WHAT YOU NEED TO DO: Write out every entry word for word.

RECORDS SUPPLIED:

------------------------------------

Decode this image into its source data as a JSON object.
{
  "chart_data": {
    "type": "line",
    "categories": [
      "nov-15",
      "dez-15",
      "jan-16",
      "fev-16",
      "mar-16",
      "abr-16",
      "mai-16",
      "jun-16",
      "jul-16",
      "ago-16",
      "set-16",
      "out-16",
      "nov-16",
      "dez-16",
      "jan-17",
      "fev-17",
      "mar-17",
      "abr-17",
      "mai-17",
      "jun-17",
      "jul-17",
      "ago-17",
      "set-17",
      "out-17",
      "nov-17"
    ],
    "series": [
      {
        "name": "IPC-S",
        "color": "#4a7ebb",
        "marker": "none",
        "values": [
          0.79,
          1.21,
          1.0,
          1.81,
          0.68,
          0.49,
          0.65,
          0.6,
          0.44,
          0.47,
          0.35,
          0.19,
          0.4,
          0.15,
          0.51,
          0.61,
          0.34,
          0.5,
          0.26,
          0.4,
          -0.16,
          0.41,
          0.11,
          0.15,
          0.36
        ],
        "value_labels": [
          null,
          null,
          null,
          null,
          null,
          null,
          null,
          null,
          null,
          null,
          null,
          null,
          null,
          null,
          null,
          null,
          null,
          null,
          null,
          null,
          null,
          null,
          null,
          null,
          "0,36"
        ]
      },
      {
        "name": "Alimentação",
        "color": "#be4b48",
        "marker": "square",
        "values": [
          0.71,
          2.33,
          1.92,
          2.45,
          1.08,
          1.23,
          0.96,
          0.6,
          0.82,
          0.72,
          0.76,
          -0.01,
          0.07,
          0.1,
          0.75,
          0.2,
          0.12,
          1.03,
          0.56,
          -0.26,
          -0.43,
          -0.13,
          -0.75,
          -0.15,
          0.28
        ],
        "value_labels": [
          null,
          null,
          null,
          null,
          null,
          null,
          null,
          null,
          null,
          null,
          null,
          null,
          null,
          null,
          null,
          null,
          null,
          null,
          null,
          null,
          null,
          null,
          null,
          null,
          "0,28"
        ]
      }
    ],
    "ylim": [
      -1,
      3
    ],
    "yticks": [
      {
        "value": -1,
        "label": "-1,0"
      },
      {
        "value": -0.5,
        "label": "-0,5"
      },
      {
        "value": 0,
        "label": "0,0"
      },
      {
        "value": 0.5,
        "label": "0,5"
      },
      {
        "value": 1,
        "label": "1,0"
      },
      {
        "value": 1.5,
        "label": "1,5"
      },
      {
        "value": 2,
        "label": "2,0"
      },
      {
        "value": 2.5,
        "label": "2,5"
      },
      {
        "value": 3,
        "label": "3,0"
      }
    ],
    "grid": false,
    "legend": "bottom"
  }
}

------------------------------------

FULL ANSWER:
Decode this image into its source data as a JSON object.
{
  "chart_data": {
    "type": "line",
    "categories": [
      "nov-15",
      "dez-15",
      "jan-16",
      "fev-16",
      "mar-16",
      "abr-16",
      "mai-16",
      "jun-16",
      "jul-16",
      "ago-16",
      "set-16",
      "out-16",
      "nov-16",
      "dez-16",
      "jan-17",
      "fev-17",
      "mar-17",
      "abr-17",
      "mai-17",
      "jun-17",
      "jul-17",
      "ago-17",
      "set-17",
      "out-17",
      "nov-17"
    ],
    "series": [
      {
        "name": "IPC-S",
        "color": "#4a7ebb",
        "marker": "none",
        "values": [
          0.79,
          1.21,
          1.0,
          1.81,
          0.68,
          0.49,
          0.65,
          0.6,
          0.44,
          0.47,
          0.35,
          0.19,
          0.4,
          0.15,
          0.51,
          0.61,
          0.34,
          0.5,
          0.26,
          0.4,
          -0.16,
          0.41,
          0.11,
          0.15,
          0.36
        ],
        "value_labels": [
          null,
          null,
          null,
          null,
          null,
          null,
          null,
          null,
          null,
          null,
          null,
          null,
          null,
          null,
          null,
          null,
          null,
          null,
          null,
          null,
          null,
          null,
          null,
          null,
          "0,36"
        ]
      },
      {
        "name": "Alimentação",
        "color": "#be4b48",
        "marker": "square",
        "values": [
          0.71,
          2.33,
          1.92,
          2.45,
          1.08,
          1.23,
          0.96,
          0.6,
          0.82,
          0.72,
          0.76,
          -0.01,
          0.07,
          0.1,
          0.75,
          0.2,
          0.12,
          1.03,
          0.56,
          -0.26,
          -0.43,
          -0.13,
          -0.75,
          -0.15,
          0.28
        ],
        "value_labels": [
          null,
          null,
          null,
          null,
          null,
          null,
          null,
          null,
          null,
          null,
          null,
          null,
          null,
          null,
          null,
          null,
          null,
          null,
          null,
          null,
          null,
          null,
          null,
          null,
          "0,28"
        ]
      }
    ],
    "ylim": [
      -1,
      3
    ],
    "yticks": [
      {
        "value": -1,
        "label": "-1,0"
      },
      {
        "value": -0.5,
        "label": "-0,5"
      },
      {
        "value": 0,
        "label": "0,0"
      },
      {
        "value": 0.5,
        "label": "0,5"
      },
      {
        "value": 1,
        "label": "1,0"
      },
      {
        "value": 1.5,
        "label": "1,5"
      },
      {
        "value": 2,
        "label": "2,0"
      },
      {
        "value": 2.5,
        "label": "2,5"
      },
      {
        "value": 3,
        "label": "3,0"
      }
    ],
    "grid": false,
    "legend": "bottom"
  }
}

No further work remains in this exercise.